> **The problem**
Images are not part of the copy; transcribe all the data exactly.

* START Data lines *

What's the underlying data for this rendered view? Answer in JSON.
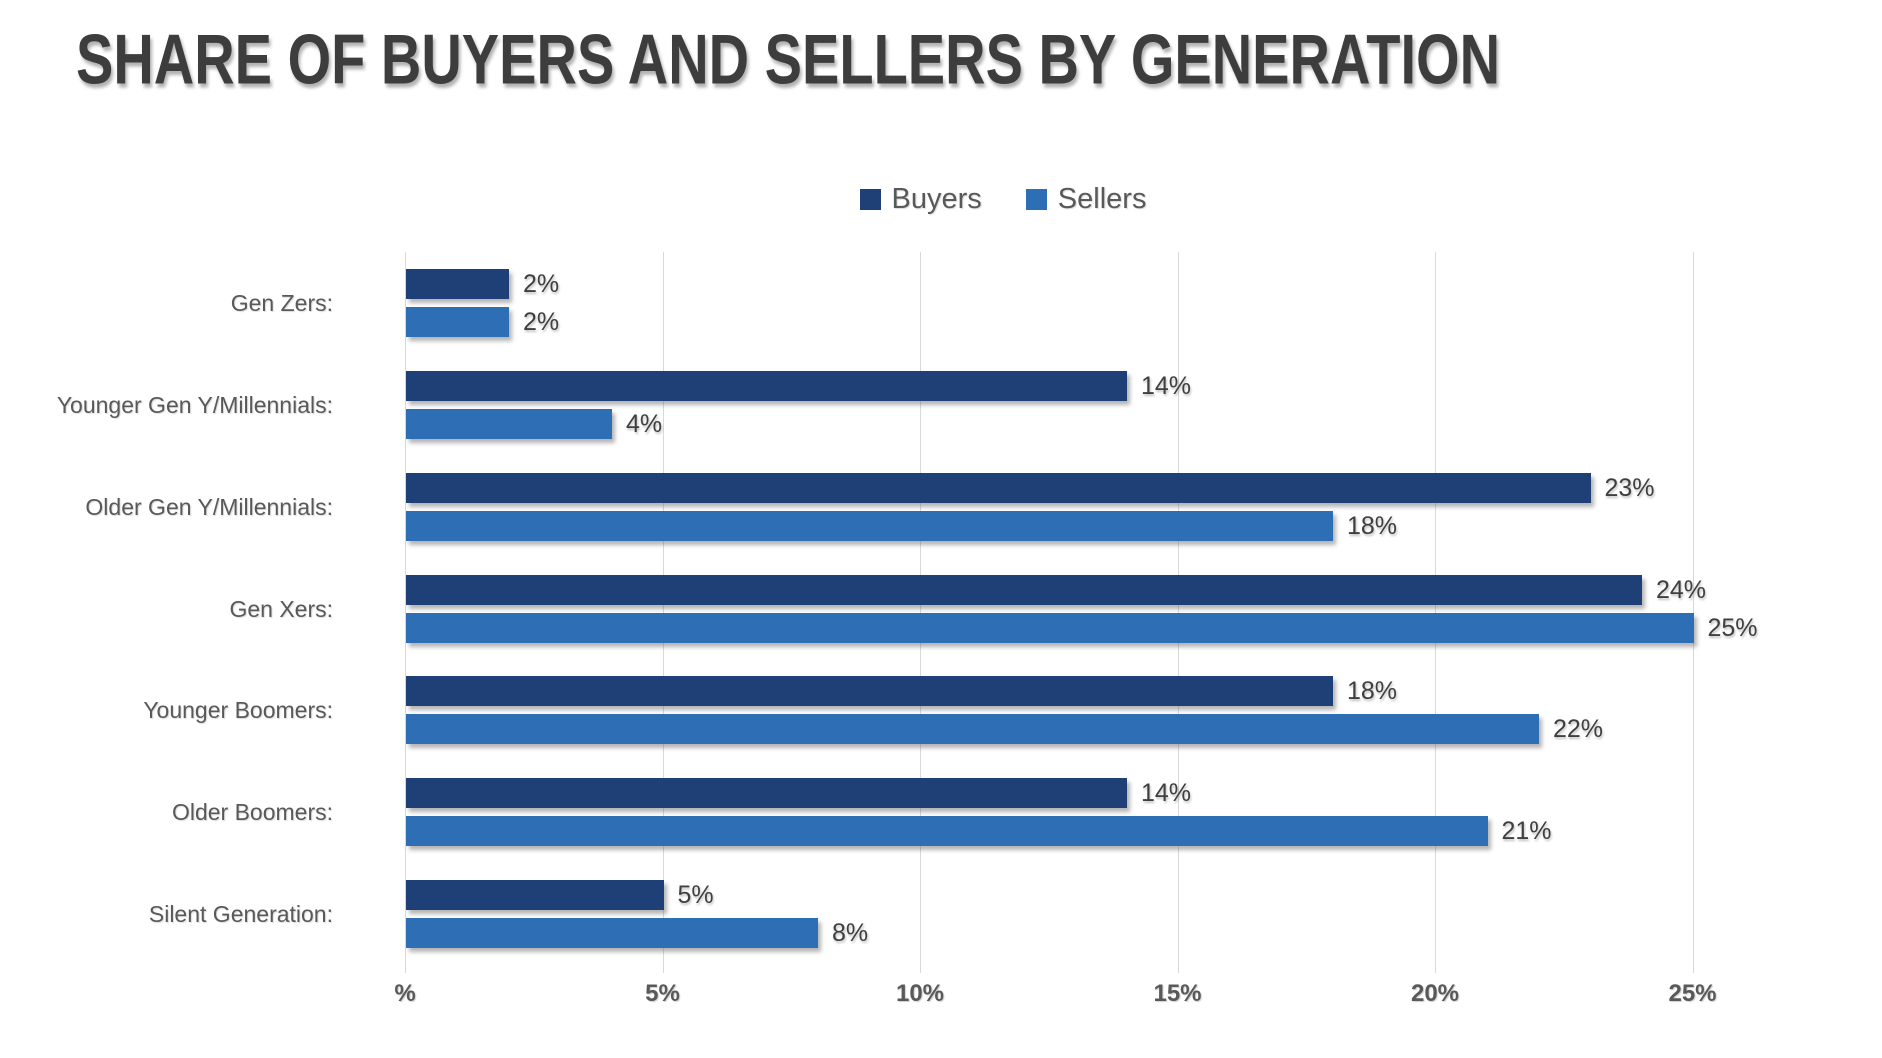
{
  "title": "SHARE OF BUYERS AND SELLERS BY GENERATION",
  "legend": [
    {
      "label": "Buyers",
      "color": "#1e4077"
    },
    {
      "label": "Sellers",
      "color": "#2e6eb5"
    }
  ],
  "chart_data": {
    "type": "bar",
    "orientation": "horizontal",
    "title": "SHARE OF BUYERS AND SELLERS BY GENERATION",
    "categories": [
      "Gen Zers:",
      "Younger Gen Y/Millennials:",
      "Older Gen Y/Millennials:",
      "Gen Xers:",
      "Younger Boomers:",
      "Older Boomers:",
      "Silent Generation:"
    ],
    "series": [
      {
        "name": "Buyers",
        "color": "#1e4077",
        "values": [
          2,
          14,
          23,
          24,
          18,
          14,
          5
        ],
        "labels": [
          "2%",
          "14%",
          "23%",
          "24%",
          "18%",
          "14%",
          "5%"
        ]
      },
      {
        "name": "Sellers",
        "color": "#2e6eb5",
        "values": [
          2,
          4,
          18,
          25,
          22,
          21,
          8
        ],
        "labels": [
          "2%",
          "4%",
          "18%",
          "25%",
          "22%",
          "21%",
          "8%"
        ]
      }
    ],
    "xlim": [
      0,
      25
    ],
    "x_tick_labels": [
      "%",
      "5%",
      "10%",
      "15%",
      "20%",
      "25%"
    ],
    "x_tick_values": [
      0,
      5,
      10,
      15,
      20,
      25
    ],
    "grid": true,
    "legend_position": "top-center",
    "gridline_color": "#d9d9d9"
  }
}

* END Data lines *

> **Problem solution**
What's the underlying data for this rendered view? Answer in JSON.
{
  "title": "SHARE OF BUYERS AND SELLERS BY GENERATION",
  "legend": [
    {
      "label": "Buyers",
      "color": "#1e4077"
    },
    {
      "label": "Sellers",
      "color": "#2e6eb5"
    }
  ],
  "chart_data": {
    "type": "bar",
    "orientation": "horizontal",
    "title": "SHARE OF BUYERS AND SELLERS BY GENERATION",
    "categories": [
      "Gen Zers:",
      "Younger Gen Y/Millennials:",
      "Older Gen Y/Millennials:",
      "Gen Xers:",
      "Younger Boomers:",
      "Older Boomers:",
      "Silent Generation:"
    ],
    "series": [
      {
        "name": "Buyers",
        "color": "#1e4077",
        "values": [
          2,
          14,
          23,
          24,
          18,
          14,
          5
        ],
        "labels": [
          "2%",
          "14%",
          "23%",
          "24%",
          "18%",
          "14%",
          "5%"
        ]
      },
      {
        "name": "Sellers",
        "color": "#2e6eb5",
        "values": [
          2,
          4,
          18,
          25,
          22,
          21,
          8
        ],
        "labels": [
          "2%",
          "4%",
          "18%",
          "25%",
          "22%",
          "21%",
          "8%"
        ]
      }
    ],
    "xlim": [
      0,
      25
    ],
    "x_tick_labels": [
      "%",
      "5%",
      "10%",
      "15%",
      "20%",
      "25%"
    ],
    "x_tick_values": [
      0,
      5,
      10,
      15,
      20,
      25
    ],
    "grid": true,
    "legend_position": "top-center",
    "gridline_color": "#d9d9d9"
  }
}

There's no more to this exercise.